# Powder Coating - Inbetween Inverness & Aberdeen



## westylakey (Jan 12, 2009)

As titled, Im looking for a powder coater which are inverness/aberdeen, pref inbetween. I live in Rothes which is near Elgin.

Needs to be pref. cheap company as well.

I have found *Caledonian Commercial Coatings Ltd*
which appears to be 10mins up the road but cant find any information on them so anybody heard of them before?


----------



## FlyingfocRS (Aug 15, 2007)

PPS in Inverurie.
Just had my spare set of alloys done for the RS and they did a very good job on them.


----------



## ksm1985 (Dec 27, 2008)

FlyingfocRS said:


> PPS in Inverurie.


x2
never heard a bad thing about them, very popular place for getting them done


----------



## 3dr (Mar 1, 2008)

do it yourself, the kits are £100 for the eqiupment and powder is cheap as........ powder.


----------



## fulley (Oct 8, 2008)

FlyingfocRS said:


> PPS in Inverurie.
> Just had my spare set of alloys done for the RS and they did a very good job on them.


How much were you to have them done?


----------



## FlyingfocRS (Aug 15, 2007)

I was £45 + VAT per 18" alloy.


----------

INSTRUCTIONS FOR THE TASK: Return the stretch of the powder coating thread from "## westylakey (Jan" through "is near Elgin.", copied word for word.

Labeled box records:
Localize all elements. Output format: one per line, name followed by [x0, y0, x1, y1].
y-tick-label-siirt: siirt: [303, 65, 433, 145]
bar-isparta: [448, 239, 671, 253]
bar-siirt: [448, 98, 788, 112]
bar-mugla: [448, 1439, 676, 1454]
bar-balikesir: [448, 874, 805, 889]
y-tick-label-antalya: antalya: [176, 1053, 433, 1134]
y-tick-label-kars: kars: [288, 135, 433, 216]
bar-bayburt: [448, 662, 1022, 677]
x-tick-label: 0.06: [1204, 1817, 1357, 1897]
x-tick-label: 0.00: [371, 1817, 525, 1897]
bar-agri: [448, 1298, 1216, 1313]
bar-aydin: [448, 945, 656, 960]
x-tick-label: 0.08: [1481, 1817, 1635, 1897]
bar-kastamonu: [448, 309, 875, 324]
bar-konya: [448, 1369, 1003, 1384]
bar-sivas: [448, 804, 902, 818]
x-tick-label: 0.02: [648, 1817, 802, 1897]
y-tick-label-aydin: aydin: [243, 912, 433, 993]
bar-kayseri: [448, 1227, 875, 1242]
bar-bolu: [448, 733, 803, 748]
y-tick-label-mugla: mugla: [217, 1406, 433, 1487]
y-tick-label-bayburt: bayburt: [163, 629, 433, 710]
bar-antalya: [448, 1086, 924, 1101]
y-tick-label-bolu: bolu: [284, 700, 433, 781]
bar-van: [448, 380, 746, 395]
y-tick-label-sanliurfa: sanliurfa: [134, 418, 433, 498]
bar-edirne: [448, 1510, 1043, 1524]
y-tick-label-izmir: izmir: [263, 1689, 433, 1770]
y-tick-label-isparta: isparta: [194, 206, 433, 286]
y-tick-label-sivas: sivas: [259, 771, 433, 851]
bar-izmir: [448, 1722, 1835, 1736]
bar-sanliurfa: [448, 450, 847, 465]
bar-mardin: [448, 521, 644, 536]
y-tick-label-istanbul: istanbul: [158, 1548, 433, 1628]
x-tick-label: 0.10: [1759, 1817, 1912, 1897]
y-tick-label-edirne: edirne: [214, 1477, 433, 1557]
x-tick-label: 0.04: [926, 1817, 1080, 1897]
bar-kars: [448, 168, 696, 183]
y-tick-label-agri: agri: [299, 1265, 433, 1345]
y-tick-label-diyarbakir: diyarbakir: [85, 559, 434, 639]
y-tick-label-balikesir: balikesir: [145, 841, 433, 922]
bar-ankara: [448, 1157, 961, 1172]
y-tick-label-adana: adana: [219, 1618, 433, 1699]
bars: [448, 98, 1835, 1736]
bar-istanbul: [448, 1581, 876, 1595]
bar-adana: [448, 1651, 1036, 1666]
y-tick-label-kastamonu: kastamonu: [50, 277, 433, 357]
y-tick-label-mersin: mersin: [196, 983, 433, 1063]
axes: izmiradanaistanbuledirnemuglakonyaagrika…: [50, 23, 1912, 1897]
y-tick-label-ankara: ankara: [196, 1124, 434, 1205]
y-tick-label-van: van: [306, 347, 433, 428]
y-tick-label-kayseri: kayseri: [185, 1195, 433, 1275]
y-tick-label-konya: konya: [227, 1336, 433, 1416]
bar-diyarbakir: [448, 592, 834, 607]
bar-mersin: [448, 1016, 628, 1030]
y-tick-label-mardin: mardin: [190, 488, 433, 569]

RESPONSE TO THIS EXERCISE:
## westylakey (Jan 12, 2009)

As titled, Im looking for a powder coater which are inverness/aberdeen, pref inbetween. I live in Rothes which is near Elgin.